# Problem details
Wherever the string "ylabel" appears, copy the whole line.

* Begin Data to process *

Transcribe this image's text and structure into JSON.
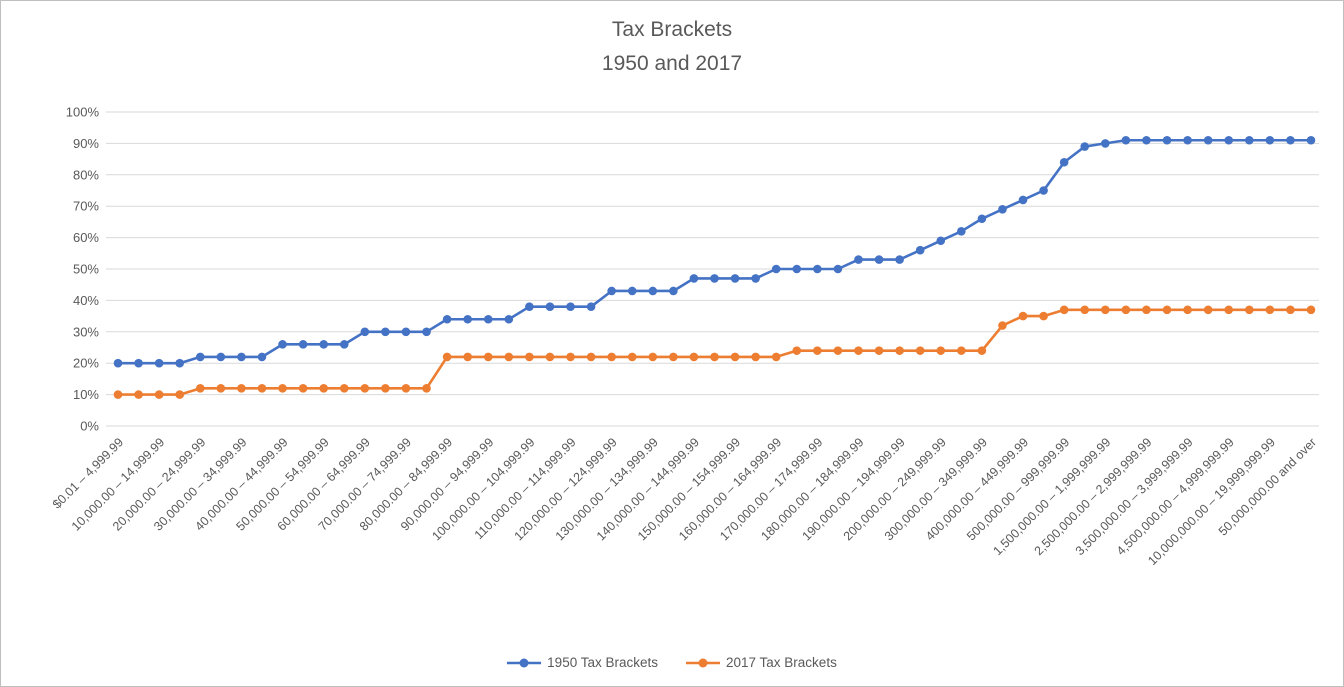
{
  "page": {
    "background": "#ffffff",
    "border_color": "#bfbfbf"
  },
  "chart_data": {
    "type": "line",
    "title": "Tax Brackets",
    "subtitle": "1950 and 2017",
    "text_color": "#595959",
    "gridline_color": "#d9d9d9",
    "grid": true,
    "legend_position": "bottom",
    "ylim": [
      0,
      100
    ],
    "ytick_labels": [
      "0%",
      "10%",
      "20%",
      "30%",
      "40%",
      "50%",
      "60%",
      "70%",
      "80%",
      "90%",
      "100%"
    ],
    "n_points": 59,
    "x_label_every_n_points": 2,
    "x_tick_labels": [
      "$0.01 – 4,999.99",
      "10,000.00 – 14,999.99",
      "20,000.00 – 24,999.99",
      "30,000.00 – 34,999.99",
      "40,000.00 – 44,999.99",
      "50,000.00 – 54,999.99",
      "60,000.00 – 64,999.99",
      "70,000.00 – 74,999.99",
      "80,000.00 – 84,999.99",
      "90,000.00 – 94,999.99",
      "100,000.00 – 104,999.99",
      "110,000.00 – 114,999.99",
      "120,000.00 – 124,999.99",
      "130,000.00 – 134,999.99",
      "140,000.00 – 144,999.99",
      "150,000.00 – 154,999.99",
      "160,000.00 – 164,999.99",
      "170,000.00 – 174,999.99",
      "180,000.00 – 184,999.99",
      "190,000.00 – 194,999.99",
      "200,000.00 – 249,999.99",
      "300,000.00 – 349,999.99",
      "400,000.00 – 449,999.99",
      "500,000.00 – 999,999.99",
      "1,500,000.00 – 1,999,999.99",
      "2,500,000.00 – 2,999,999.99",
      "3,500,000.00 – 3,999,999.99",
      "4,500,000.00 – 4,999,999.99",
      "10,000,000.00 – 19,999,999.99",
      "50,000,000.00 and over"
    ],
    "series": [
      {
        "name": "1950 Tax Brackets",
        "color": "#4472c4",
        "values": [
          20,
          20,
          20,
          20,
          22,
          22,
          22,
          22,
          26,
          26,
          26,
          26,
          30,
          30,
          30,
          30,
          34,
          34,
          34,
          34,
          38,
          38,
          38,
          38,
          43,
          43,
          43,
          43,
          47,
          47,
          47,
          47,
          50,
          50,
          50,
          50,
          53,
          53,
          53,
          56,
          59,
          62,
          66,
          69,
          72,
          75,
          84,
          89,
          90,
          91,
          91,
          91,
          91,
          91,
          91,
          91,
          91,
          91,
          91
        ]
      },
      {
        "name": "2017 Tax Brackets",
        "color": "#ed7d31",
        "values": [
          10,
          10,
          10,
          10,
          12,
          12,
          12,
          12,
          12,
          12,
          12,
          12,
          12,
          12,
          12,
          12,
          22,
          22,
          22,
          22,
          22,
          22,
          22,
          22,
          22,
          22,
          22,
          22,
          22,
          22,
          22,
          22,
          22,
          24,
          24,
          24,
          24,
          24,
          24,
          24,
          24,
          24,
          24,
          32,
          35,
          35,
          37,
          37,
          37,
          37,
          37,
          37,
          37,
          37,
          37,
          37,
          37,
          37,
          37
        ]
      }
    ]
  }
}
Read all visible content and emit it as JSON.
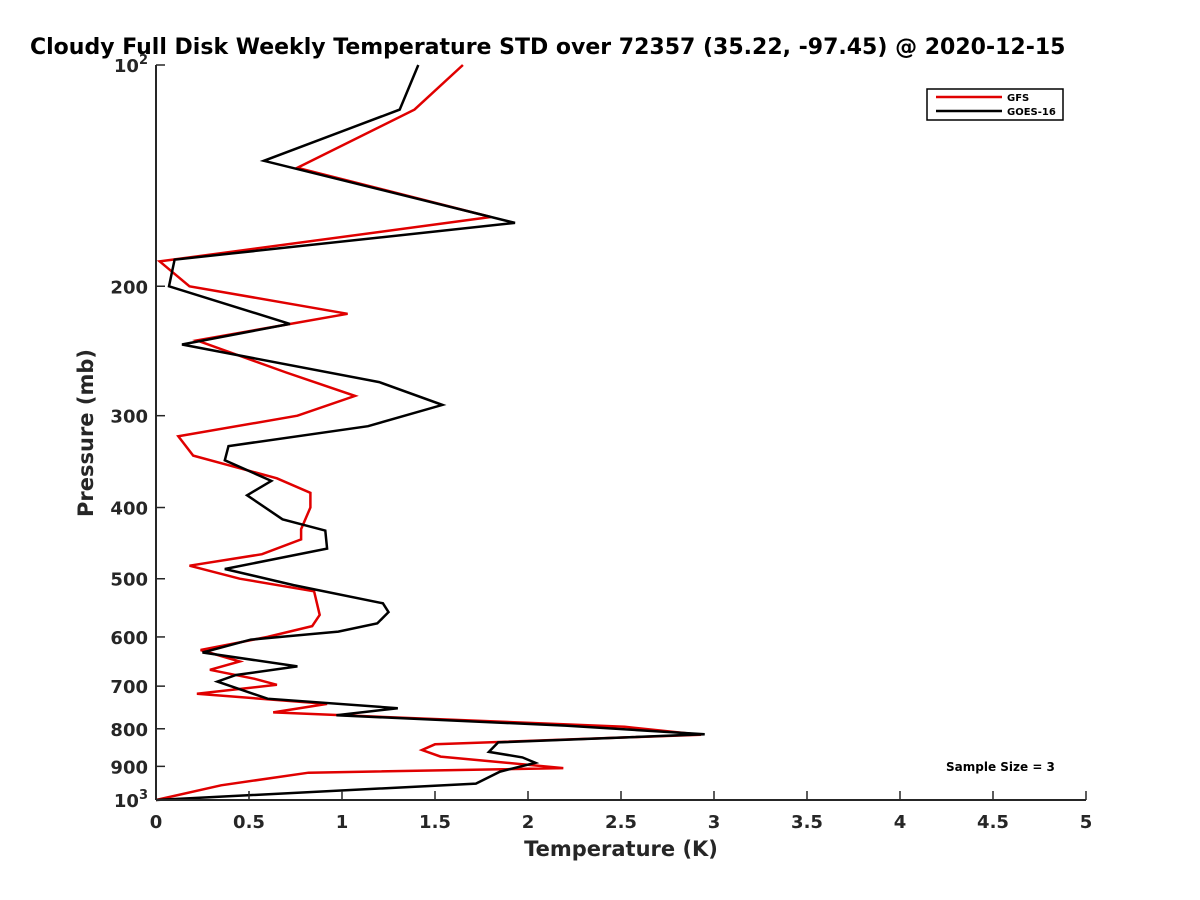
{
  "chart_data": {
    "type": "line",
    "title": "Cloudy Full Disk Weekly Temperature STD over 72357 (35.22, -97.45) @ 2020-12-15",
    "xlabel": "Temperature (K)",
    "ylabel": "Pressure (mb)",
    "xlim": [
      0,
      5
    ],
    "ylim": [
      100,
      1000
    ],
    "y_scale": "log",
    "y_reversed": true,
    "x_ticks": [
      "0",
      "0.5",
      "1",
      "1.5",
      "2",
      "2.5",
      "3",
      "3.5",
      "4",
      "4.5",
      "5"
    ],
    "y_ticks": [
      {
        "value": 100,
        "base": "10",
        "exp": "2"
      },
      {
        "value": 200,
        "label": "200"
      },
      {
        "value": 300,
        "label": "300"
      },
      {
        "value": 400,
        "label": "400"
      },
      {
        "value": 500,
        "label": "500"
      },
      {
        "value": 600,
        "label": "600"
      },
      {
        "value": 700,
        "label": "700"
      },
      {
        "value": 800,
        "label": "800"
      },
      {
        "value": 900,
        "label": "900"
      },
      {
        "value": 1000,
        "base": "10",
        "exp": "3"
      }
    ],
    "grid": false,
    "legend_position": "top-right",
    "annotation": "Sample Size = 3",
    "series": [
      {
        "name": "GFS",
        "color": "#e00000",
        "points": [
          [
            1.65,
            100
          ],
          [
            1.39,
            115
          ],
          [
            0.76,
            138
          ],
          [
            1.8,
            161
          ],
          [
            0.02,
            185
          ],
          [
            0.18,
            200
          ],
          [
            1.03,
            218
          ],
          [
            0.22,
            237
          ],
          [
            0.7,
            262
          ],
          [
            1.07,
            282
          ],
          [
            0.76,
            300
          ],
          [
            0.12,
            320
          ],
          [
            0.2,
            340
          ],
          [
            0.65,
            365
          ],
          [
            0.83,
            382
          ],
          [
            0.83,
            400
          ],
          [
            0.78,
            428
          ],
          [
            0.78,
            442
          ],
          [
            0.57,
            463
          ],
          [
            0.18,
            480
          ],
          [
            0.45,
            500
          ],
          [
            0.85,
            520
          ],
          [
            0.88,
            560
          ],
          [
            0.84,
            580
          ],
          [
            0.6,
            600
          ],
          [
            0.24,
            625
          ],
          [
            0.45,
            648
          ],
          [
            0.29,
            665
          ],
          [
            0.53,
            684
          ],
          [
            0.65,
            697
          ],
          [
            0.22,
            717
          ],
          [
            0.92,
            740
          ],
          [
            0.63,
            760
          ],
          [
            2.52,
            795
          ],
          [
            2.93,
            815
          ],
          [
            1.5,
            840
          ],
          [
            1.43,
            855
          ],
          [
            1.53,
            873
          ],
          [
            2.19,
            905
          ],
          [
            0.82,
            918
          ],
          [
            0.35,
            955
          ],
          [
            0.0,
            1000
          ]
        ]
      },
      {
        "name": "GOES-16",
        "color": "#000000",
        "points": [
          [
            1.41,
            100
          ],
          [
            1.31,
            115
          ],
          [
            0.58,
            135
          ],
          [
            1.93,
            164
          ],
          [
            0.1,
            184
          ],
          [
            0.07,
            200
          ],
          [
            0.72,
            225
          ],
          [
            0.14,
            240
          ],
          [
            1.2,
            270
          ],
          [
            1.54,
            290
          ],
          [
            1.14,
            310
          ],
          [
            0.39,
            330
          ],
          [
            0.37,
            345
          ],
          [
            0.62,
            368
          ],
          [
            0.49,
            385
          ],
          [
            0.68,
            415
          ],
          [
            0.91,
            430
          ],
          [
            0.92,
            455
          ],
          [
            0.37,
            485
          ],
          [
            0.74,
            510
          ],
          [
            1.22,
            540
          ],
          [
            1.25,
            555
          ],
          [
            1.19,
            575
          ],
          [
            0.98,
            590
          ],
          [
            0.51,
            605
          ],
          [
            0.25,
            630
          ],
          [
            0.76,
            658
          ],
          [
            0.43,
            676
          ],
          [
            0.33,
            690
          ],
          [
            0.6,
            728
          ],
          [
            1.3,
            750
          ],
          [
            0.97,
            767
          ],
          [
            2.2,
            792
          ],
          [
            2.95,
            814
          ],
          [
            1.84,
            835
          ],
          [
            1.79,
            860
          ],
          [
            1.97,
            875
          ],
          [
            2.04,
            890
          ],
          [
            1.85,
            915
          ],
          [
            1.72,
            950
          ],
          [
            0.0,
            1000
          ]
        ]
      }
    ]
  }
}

* End Data to process *
* Begin Data to process *

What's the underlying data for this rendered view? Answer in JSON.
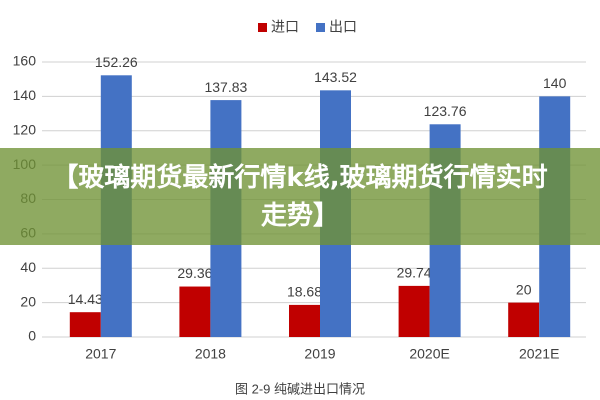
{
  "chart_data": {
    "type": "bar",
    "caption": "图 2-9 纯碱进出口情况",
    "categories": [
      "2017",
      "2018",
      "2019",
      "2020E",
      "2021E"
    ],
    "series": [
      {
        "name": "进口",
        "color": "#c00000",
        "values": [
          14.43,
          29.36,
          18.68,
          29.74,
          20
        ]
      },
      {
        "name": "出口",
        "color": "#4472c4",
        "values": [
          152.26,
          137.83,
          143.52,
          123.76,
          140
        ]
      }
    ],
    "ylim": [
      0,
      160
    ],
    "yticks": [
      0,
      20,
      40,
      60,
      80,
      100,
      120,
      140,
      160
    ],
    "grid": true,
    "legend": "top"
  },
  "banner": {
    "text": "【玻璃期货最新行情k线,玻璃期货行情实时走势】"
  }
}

* End Data to process *
* Begin Data to process *

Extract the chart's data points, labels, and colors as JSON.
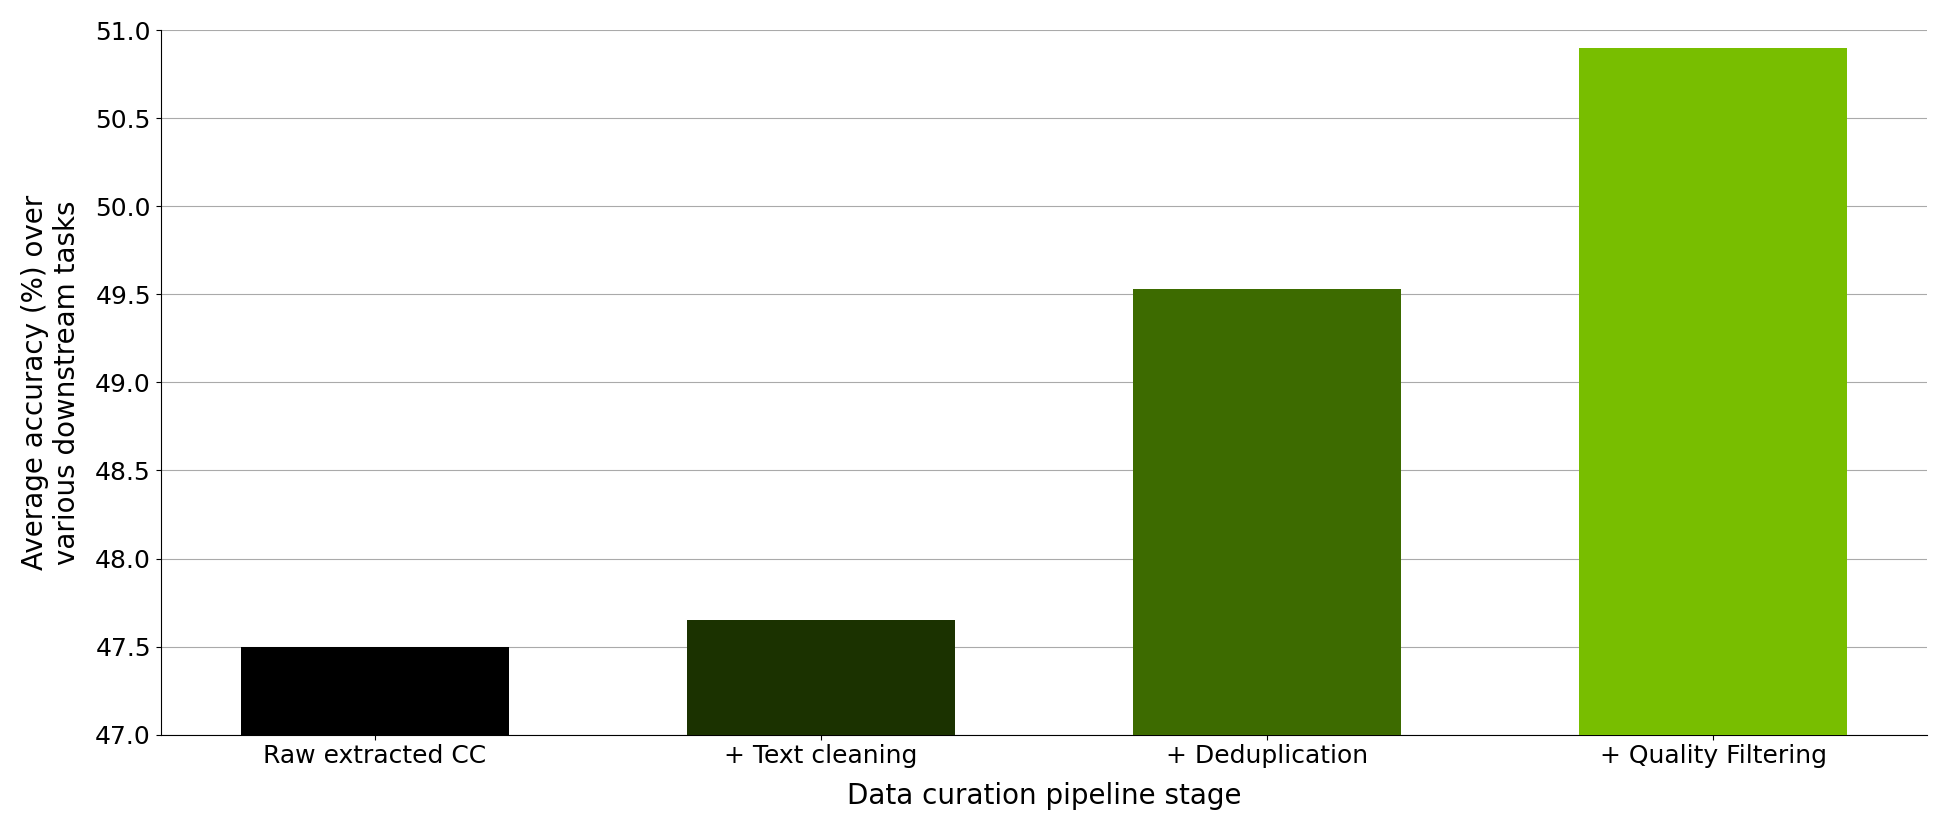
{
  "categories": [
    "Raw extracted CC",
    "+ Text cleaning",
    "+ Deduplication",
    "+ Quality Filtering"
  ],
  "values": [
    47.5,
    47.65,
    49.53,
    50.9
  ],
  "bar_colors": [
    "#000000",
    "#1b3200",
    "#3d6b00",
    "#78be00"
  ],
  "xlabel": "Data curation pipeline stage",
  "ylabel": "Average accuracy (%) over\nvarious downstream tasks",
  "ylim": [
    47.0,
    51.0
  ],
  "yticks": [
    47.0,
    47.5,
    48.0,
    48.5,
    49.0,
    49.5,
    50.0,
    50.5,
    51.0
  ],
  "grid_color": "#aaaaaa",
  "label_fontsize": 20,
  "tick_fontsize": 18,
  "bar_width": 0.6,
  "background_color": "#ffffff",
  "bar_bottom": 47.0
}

* End Data to process *

# Final answer
    "ylabel": "Pressure (mb)",
  "ylabel": "Average accuracy (%) over\nvarious downstream tasks",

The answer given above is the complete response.